Exercise goal
Pull out every line in the data that has the string "JSON" in it.

Data extracted from a collection
----

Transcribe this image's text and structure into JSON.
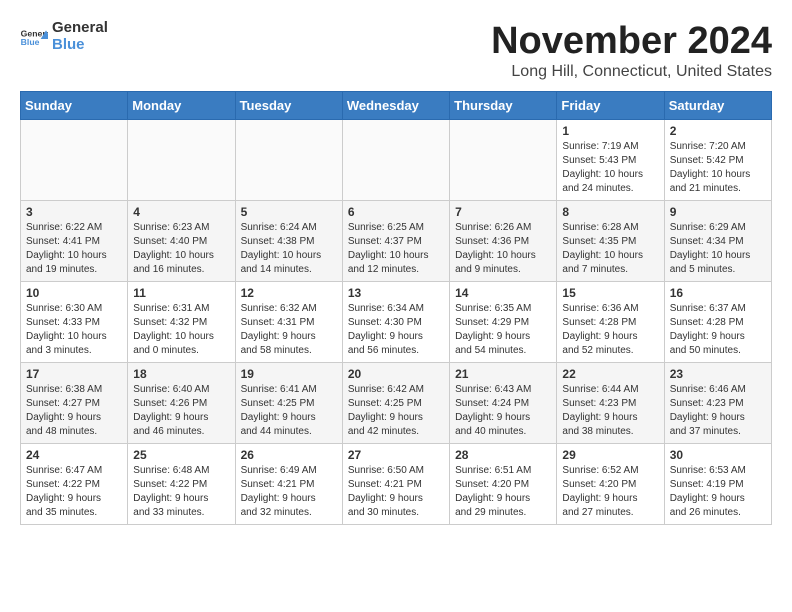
{
  "header": {
    "logo_general": "General",
    "logo_blue": "Blue",
    "month_title": "November 2024",
    "location": "Long Hill, Connecticut, United States"
  },
  "weekdays": [
    "Sunday",
    "Monday",
    "Tuesday",
    "Wednesday",
    "Thursday",
    "Friday",
    "Saturday"
  ],
  "weeks": [
    [
      {
        "day": "",
        "detail": ""
      },
      {
        "day": "",
        "detail": ""
      },
      {
        "day": "",
        "detail": ""
      },
      {
        "day": "",
        "detail": ""
      },
      {
        "day": "",
        "detail": ""
      },
      {
        "day": "1",
        "detail": "Sunrise: 7:19 AM\nSunset: 5:43 PM\nDaylight: 10 hours\nand 24 minutes."
      },
      {
        "day": "2",
        "detail": "Sunrise: 7:20 AM\nSunset: 5:42 PM\nDaylight: 10 hours\nand 21 minutes."
      }
    ],
    [
      {
        "day": "3",
        "detail": "Sunrise: 6:22 AM\nSunset: 4:41 PM\nDaylight: 10 hours\nand 19 minutes."
      },
      {
        "day": "4",
        "detail": "Sunrise: 6:23 AM\nSunset: 4:40 PM\nDaylight: 10 hours\nand 16 minutes."
      },
      {
        "day": "5",
        "detail": "Sunrise: 6:24 AM\nSunset: 4:38 PM\nDaylight: 10 hours\nand 14 minutes."
      },
      {
        "day": "6",
        "detail": "Sunrise: 6:25 AM\nSunset: 4:37 PM\nDaylight: 10 hours\nand 12 minutes."
      },
      {
        "day": "7",
        "detail": "Sunrise: 6:26 AM\nSunset: 4:36 PM\nDaylight: 10 hours\nand 9 minutes."
      },
      {
        "day": "8",
        "detail": "Sunrise: 6:28 AM\nSunset: 4:35 PM\nDaylight: 10 hours\nand 7 minutes."
      },
      {
        "day": "9",
        "detail": "Sunrise: 6:29 AM\nSunset: 4:34 PM\nDaylight: 10 hours\nand 5 minutes."
      }
    ],
    [
      {
        "day": "10",
        "detail": "Sunrise: 6:30 AM\nSunset: 4:33 PM\nDaylight: 10 hours\nand 3 minutes."
      },
      {
        "day": "11",
        "detail": "Sunrise: 6:31 AM\nSunset: 4:32 PM\nDaylight: 10 hours\nand 0 minutes."
      },
      {
        "day": "12",
        "detail": "Sunrise: 6:32 AM\nSunset: 4:31 PM\nDaylight: 9 hours\nand 58 minutes."
      },
      {
        "day": "13",
        "detail": "Sunrise: 6:34 AM\nSunset: 4:30 PM\nDaylight: 9 hours\nand 56 minutes."
      },
      {
        "day": "14",
        "detail": "Sunrise: 6:35 AM\nSunset: 4:29 PM\nDaylight: 9 hours\nand 54 minutes."
      },
      {
        "day": "15",
        "detail": "Sunrise: 6:36 AM\nSunset: 4:28 PM\nDaylight: 9 hours\nand 52 minutes."
      },
      {
        "day": "16",
        "detail": "Sunrise: 6:37 AM\nSunset: 4:28 PM\nDaylight: 9 hours\nand 50 minutes."
      }
    ],
    [
      {
        "day": "17",
        "detail": "Sunrise: 6:38 AM\nSunset: 4:27 PM\nDaylight: 9 hours\nand 48 minutes."
      },
      {
        "day": "18",
        "detail": "Sunrise: 6:40 AM\nSunset: 4:26 PM\nDaylight: 9 hours\nand 46 minutes."
      },
      {
        "day": "19",
        "detail": "Sunrise: 6:41 AM\nSunset: 4:25 PM\nDaylight: 9 hours\nand 44 minutes."
      },
      {
        "day": "20",
        "detail": "Sunrise: 6:42 AM\nSunset: 4:25 PM\nDaylight: 9 hours\nand 42 minutes."
      },
      {
        "day": "21",
        "detail": "Sunrise: 6:43 AM\nSunset: 4:24 PM\nDaylight: 9 hours\nand 40 minutes."
      },
      {
        "day": "22",
        "detail": "Sunrise: 6:44 AM\nSunset: 4:23 PM\nDaylight: 9 hours\nand 38 minutes."
      },
      {
        "day": "23",
        "detail": "Sunrise: 6:46 AM\nSunset: 4:23 PM\nDaylight: 9 hours\nand 37 minutes."
      }
    ],
    [
      {
        "day": "24",
        "detail": "Sunrise: 6:47 AM\nSunset: 4:22 PM\nDaylight: 9 hours\nand 35 minutes."
      },
      {
        "day": "25",
        "detail": "Sunrise: 6:48 AM\nSunset: 4:22 PM\nDaylight: 9 hours\nand 33 minutes."
      },
      {
        "day": "26",
        "detail": "Sunrise: 6:49 AM\nSunset: 4:21 PM\nDaylight: 9 hours\nand 32 minutes."
      },
      {
        "day": "27",
        "detail": "Sunrise: 6:50 AM\nSunset: 4:21 PM\nDaylight: 9 hours\nand 30 minutes."
      },
      {
        "day": "28",
        "detail": "Sunrise: 6:51 AM\nSunset: 4:20 PM\nDaylight: 9 hours\nand 29 minutes."
      },
      {
        "day": "29",
        "detail": "Sunrise: 6:52 AM\nSunset: 4:20 PM\nDaylight: 9 hours\nand 27 minutes."
      },
      {
        "day": "30",
        "detail": "Sunrise: 6:53 AM\nSunset: 4:19 PM\nDaylight: 9 hours\nand 26 minutes."
      }
    ]
  ]
}
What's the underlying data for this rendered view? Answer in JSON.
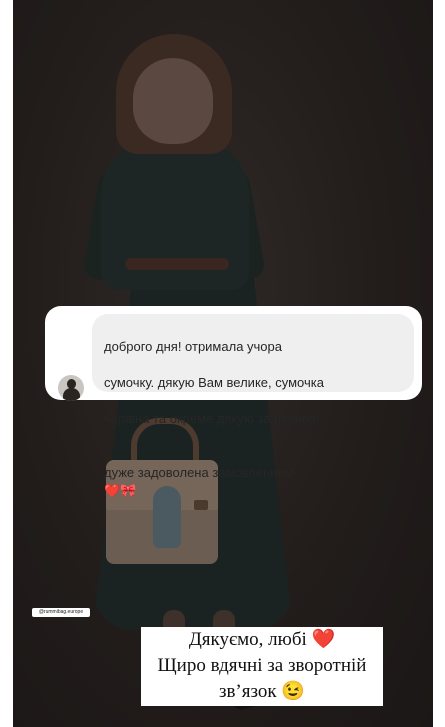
{
  "dm": {
    "line1": "доброго дня! отримала учора",
    "line2": "сумочку. дякую Вам велике, сумочка",
    "line3": "чарівна та окреме дякую за печиво!",
    "line4": "дуже задоволена замовленням",
    "heart": "❤️",
    "bow": "🎀"
  },
  "tag": {
    "username": "@rummibag.europe"
  },
  "caption": {
    "line1": "Дякуємо, любі ❤️",
    "line2": "Щиро вдячні за зворотній",
    "line3": "зв’язок 😉"
  },
  "colors": {
    "background": "#241f1d",
    "card": "#ffffff",
    "bubble": "#efefef",
    "text": "#262626"
  }
}
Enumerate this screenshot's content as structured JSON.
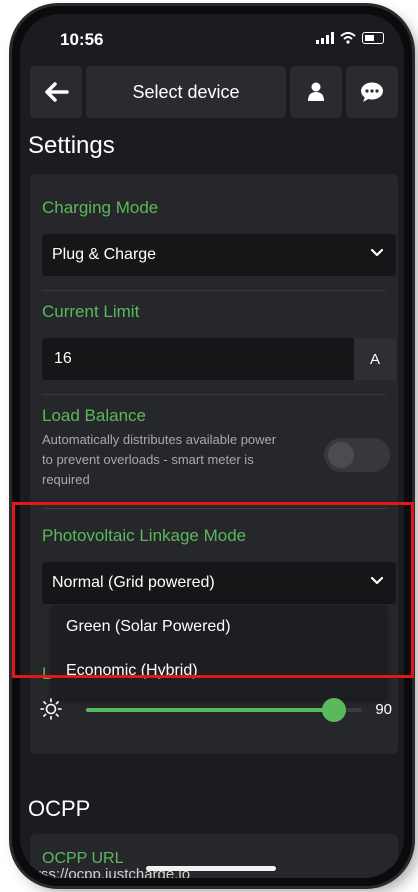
{
  "status_bar": {
    "time": "10:56"
  },
  "header": {
    "title": "Select device"
  },
  "settings": {
    "title": "Settings",
    "charging_mode": {
      "label": "Charging Mode",
      "value": "Plug & Charge"
    },
    "current_limit": {
      "label": "Current Limit",
      "value": "16",
      "unit": "A"
    },
    "load_balance": {
      "label": "Load Balance",
      "description": "Automatically distributes available power to prevent overloads - smart meter is required",
      "enabled": false
    },
    "pv_mode": {
      "label": "Photovoltaic Linkage Mode",
      "value": "Normal (Grid powered)",
      "options": [
        "Green (Solar Powered)",
        "Economic (Hybrid)"
      ]
    },
    "obscured_label": "L",
    "brightness": {
      "value": 90,
      "fraction": 0.9
    }
  },
  "ocpp": {
    "title": "OCPP",
    "url_label": "OCPP URL",
    "url_value": "wss://ocpp.justcharge.io"
  },
  "colors": {
    "accent": "#5cb85c",
    "highlight": "#e21818",
    "background": "#1b1c1f"
  }
}
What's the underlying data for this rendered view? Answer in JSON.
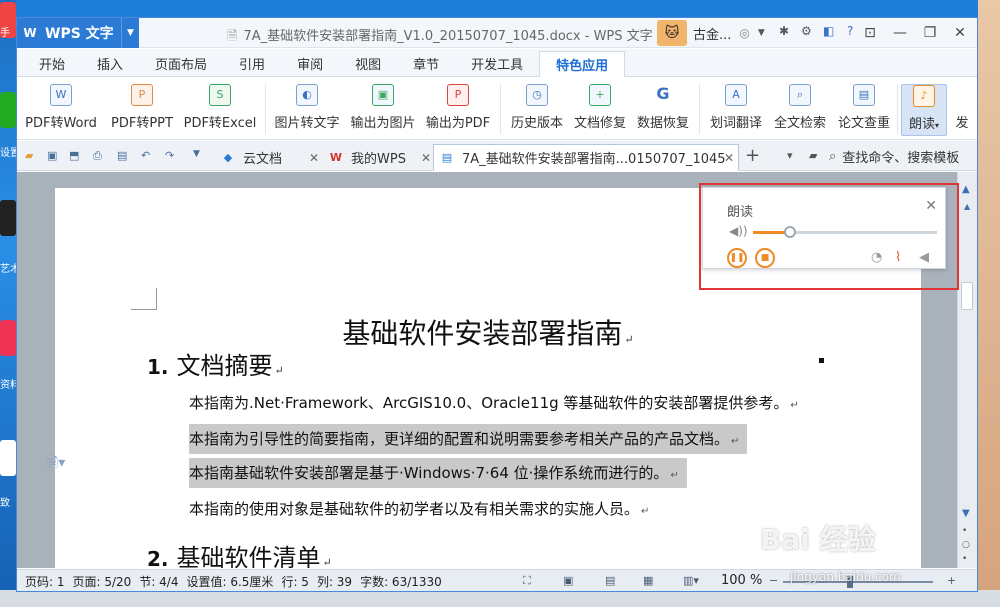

----

Solution to this task
Transcribe this image's text and structure into JSON.
What's the underlying data for this rendered view? Answer in JSON.
Enumerate this screenshot's content as structured JSON.
What's the underlying data for this rendered view? Answer in JSON.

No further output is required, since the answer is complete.